------ EXTRACTED RECORDS

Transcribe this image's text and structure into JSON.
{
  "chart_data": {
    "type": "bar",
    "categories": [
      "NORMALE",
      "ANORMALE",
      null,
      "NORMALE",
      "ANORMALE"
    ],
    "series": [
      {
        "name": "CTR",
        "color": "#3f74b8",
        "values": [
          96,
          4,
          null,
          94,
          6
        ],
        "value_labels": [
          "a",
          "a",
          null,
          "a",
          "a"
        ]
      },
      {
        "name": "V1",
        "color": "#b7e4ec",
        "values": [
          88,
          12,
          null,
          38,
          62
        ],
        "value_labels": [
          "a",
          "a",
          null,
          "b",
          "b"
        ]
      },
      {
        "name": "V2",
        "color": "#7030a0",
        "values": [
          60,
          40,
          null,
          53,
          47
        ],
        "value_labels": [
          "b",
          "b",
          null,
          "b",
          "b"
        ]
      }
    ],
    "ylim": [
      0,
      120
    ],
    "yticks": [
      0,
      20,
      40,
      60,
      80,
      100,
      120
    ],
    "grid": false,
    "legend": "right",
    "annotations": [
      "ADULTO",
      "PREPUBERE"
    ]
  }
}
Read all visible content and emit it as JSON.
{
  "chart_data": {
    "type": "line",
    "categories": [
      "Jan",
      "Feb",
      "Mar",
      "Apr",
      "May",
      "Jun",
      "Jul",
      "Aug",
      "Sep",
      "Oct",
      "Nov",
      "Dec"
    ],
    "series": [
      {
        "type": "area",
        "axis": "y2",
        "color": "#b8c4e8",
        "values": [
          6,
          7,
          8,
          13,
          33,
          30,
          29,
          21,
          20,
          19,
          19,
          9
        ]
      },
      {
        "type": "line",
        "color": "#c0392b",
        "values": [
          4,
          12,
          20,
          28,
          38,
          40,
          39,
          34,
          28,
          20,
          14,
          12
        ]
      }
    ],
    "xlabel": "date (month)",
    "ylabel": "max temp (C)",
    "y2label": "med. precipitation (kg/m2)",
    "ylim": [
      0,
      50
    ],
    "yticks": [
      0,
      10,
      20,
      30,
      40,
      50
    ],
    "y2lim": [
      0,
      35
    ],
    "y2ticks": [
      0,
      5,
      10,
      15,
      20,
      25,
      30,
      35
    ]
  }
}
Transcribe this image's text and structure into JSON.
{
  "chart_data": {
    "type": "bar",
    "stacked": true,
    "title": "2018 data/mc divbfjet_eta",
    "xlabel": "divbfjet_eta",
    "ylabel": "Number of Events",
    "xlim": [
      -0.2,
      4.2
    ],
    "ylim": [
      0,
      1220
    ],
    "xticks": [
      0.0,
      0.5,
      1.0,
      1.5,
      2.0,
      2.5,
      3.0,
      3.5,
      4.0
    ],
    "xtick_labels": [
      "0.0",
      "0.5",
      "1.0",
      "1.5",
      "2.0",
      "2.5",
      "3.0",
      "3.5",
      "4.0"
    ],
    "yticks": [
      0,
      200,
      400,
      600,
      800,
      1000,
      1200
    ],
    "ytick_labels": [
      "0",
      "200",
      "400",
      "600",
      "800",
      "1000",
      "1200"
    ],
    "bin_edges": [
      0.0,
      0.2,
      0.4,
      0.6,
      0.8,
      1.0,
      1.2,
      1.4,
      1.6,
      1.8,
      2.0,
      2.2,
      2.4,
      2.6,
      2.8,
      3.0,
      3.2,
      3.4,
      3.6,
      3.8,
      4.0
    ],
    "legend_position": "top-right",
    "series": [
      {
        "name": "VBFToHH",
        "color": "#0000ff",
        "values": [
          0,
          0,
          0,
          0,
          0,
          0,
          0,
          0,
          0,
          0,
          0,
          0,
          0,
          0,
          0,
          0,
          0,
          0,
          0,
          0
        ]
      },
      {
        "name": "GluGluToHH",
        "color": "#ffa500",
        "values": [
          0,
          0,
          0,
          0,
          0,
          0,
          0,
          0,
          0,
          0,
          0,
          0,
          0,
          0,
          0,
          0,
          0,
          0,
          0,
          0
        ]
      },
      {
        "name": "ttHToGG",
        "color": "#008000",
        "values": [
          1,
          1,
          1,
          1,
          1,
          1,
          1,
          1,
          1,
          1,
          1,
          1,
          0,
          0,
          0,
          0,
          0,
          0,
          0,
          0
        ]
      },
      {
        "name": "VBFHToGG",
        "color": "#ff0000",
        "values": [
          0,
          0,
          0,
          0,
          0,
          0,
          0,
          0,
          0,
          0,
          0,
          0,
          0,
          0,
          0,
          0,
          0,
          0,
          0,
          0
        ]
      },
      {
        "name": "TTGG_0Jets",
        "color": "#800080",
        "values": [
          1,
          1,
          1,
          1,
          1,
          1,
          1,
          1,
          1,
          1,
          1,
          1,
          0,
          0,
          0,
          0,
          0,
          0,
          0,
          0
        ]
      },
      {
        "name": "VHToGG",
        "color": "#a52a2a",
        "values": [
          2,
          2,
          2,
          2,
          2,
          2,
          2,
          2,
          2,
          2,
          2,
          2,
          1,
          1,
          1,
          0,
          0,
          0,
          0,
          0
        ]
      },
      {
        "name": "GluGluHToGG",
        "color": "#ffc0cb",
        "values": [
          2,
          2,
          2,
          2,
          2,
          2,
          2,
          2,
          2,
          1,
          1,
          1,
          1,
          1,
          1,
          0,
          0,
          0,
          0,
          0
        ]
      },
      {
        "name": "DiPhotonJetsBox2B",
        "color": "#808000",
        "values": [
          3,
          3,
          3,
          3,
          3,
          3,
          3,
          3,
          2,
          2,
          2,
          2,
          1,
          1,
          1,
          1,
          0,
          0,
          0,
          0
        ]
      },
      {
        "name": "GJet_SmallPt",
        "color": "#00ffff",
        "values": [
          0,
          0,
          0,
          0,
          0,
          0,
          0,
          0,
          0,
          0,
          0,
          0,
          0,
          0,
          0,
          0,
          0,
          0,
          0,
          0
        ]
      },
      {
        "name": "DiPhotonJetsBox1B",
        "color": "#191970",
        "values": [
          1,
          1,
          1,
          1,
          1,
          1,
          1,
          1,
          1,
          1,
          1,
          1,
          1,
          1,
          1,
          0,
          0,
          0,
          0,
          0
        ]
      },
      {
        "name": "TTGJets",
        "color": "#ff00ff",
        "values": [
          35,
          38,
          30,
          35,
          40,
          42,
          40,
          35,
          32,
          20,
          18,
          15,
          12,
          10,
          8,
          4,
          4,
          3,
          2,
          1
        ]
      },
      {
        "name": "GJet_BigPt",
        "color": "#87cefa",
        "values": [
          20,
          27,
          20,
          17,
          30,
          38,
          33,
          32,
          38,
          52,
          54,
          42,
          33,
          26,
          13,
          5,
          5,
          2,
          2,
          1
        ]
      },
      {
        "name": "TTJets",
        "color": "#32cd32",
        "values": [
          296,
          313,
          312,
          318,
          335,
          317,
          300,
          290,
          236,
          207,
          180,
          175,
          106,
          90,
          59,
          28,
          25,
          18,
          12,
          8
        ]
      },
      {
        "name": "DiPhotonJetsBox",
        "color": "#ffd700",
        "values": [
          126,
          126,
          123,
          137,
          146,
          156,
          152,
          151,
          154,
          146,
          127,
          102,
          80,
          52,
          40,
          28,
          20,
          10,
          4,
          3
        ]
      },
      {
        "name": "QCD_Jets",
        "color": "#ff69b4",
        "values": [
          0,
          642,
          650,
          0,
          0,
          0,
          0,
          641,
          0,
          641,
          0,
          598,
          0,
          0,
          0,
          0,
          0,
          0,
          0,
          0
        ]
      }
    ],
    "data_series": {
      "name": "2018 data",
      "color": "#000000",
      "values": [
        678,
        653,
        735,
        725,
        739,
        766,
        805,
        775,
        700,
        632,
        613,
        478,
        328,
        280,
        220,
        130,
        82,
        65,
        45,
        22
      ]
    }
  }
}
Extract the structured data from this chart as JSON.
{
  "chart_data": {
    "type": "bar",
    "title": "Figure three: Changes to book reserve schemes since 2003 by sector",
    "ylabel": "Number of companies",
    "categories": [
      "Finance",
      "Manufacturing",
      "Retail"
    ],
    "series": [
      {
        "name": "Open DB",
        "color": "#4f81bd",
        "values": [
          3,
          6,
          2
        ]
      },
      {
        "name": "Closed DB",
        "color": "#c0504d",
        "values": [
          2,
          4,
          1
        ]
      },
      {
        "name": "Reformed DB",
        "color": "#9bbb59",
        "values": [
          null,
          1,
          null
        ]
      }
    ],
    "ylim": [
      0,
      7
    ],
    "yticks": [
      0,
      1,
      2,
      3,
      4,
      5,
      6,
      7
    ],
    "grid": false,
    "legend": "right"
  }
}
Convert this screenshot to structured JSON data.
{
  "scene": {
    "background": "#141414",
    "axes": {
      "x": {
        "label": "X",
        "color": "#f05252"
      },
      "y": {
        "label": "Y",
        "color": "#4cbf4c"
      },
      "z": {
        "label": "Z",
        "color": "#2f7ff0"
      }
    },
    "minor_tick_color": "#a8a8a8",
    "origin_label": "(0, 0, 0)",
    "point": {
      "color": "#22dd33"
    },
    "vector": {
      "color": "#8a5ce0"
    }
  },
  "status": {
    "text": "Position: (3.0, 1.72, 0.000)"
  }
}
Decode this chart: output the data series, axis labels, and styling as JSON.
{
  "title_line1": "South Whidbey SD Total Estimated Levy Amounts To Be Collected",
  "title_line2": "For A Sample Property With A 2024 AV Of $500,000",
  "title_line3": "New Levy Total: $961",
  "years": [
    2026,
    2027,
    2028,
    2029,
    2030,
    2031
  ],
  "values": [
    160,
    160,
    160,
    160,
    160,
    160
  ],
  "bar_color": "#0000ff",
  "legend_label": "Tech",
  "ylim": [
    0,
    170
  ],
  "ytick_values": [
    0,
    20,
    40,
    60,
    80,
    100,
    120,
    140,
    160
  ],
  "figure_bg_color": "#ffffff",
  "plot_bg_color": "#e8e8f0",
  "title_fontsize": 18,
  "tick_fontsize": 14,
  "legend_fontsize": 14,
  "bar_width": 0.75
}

------------

• **DIRECTION**:
In the entries above, find every line holding the word "Number" and copy it out.

• **WRITTEN SOLUTION**:
    "ylabel": "Number of Events",
    "ylabel": "Number of companies",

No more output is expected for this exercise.